◆ Required task ◆
In your copy, include every line of the listing below exactly but none of the pictures.

━━ Raw data

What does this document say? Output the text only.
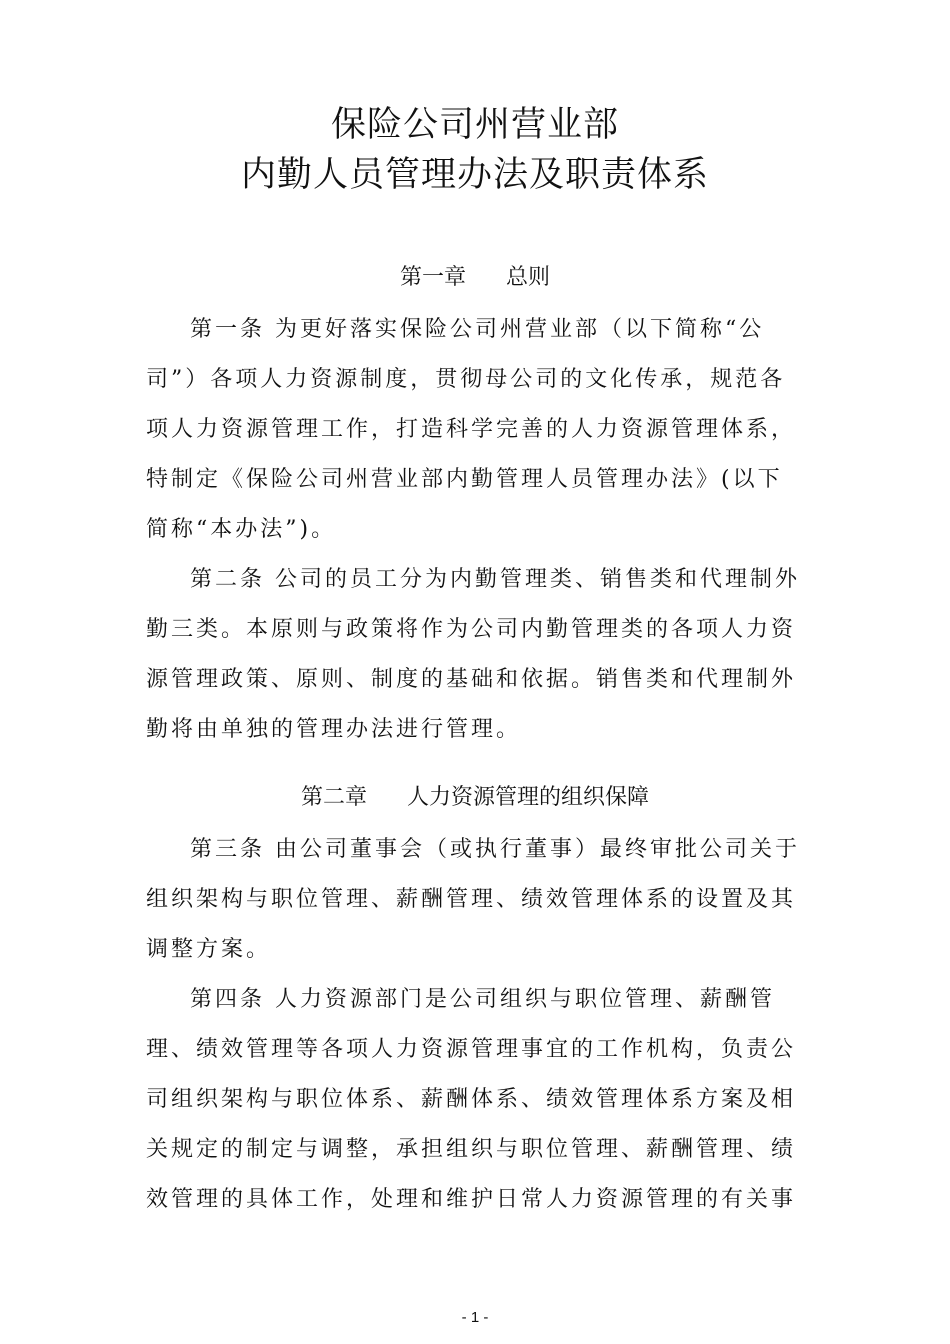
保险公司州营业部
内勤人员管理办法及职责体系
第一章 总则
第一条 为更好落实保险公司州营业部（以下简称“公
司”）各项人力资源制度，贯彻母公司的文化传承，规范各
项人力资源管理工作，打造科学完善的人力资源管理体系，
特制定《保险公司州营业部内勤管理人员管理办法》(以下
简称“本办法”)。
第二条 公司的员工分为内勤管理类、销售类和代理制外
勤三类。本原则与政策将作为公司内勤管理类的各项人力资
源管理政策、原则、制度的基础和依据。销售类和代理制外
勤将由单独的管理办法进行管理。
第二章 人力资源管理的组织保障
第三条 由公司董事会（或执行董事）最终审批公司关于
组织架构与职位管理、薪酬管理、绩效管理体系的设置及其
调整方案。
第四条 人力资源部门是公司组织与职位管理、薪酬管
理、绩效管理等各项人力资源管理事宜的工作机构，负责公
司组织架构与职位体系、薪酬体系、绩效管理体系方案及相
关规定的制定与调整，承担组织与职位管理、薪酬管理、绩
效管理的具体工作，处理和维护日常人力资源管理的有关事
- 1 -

━━━━

◆ Finished exercise ◆
What does this document say? Output the text only.
保险公司州营业部
内勤人员管理办法及职责体系
第一章 总则
第一条 为更好落实保险公司州营业部（以下简称“公
司”）各项人力资源制度，贯彻母公司的文化传承，规范各
项人力资源管理工作，打造科学完善的人力资源管理体系，
特制定《保险公司州营业部内勤管理人员管理办法》(以下
简称“本办法”)。
第二条 公司的员工分为内勤管理类、销售类和代理制外
勤三类。本原则与政策将作为公司内勤管理类的各项人力资
源管理政策、原则、制度的基础和依据。销售类和代理制外
勤将由单独的管理办法进行管理。
第二章 人力资源管理的组织保障
第三条 由公司董事会（或执行董事）最终审批公司关于
组织架构与职位管理、薪酬管理、绩效管理体系的设置及其
调整方案。
第四条 人力资源部门是公司组织与职位管理、薪酬管
理、绩效管理等各项人力资源管理事宜的工作机构，负责公
司组织架构与职位体系、薪酬体系、绩效管理体系方案及相
关规定的制定与调整，承担组织与职位管理、薪酬管理、绩
效管理的具体工作，处理和维护日常人力资源管理的有关事
- 1 -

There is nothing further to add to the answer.